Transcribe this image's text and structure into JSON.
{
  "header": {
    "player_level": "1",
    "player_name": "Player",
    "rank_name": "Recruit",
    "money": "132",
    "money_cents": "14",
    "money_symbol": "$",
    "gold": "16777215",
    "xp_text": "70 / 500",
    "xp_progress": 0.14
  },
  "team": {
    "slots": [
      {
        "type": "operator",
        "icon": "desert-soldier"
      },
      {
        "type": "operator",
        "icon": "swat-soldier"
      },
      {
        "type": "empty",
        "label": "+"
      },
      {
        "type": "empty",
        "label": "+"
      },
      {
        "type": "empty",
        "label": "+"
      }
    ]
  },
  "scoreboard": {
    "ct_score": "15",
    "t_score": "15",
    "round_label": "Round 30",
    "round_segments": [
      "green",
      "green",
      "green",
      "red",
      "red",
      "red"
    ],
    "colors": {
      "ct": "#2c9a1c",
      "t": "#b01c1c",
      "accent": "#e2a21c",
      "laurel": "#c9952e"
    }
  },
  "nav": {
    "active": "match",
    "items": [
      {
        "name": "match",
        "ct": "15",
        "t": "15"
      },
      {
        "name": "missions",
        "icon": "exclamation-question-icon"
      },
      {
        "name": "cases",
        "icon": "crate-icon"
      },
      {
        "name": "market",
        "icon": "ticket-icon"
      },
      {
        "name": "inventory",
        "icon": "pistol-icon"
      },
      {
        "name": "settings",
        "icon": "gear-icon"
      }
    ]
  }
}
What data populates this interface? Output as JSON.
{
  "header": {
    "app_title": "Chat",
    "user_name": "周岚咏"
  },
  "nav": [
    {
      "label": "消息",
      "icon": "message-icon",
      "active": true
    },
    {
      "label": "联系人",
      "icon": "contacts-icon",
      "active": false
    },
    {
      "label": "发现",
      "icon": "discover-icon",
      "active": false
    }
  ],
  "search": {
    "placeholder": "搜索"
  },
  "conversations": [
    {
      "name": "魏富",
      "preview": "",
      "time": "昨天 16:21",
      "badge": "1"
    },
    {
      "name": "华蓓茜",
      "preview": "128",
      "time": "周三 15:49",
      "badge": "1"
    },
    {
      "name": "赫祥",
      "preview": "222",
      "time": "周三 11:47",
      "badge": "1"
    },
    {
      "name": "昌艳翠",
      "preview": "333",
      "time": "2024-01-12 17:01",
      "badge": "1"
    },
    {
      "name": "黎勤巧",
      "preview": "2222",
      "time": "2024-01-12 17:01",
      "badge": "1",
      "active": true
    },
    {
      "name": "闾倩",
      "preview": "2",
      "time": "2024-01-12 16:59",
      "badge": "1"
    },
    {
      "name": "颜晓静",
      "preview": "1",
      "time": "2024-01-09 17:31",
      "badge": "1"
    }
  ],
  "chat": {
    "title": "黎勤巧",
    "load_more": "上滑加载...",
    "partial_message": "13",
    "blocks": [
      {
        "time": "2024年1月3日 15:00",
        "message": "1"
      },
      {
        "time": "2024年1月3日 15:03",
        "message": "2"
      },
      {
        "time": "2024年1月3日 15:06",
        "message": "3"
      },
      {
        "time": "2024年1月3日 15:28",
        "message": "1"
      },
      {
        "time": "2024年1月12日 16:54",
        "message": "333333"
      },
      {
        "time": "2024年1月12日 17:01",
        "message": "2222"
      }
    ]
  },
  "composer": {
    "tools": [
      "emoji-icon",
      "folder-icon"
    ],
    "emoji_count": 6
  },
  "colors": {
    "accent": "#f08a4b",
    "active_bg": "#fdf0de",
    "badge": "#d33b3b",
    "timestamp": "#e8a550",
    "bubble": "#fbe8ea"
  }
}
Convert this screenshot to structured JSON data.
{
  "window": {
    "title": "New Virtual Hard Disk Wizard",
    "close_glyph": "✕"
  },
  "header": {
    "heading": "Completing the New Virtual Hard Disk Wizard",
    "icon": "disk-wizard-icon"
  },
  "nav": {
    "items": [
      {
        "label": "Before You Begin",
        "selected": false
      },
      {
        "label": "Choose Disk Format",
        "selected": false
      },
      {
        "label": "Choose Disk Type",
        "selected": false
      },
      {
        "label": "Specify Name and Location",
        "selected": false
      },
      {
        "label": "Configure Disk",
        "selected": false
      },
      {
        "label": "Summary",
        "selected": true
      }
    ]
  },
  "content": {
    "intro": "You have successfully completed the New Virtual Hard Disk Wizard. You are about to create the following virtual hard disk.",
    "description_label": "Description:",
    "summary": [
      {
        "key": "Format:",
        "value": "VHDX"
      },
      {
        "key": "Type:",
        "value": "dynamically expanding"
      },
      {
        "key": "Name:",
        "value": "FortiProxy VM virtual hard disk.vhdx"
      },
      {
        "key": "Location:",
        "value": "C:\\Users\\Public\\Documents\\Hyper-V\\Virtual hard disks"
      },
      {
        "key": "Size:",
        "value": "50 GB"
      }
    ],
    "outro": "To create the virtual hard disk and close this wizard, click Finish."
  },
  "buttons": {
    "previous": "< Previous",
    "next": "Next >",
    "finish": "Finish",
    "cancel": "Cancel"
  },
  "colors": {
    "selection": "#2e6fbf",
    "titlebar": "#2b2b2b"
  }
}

Exercise objective →
Go through the listing above and work out how many lines contain the string "Location". Reply with the number alone.

Response →
2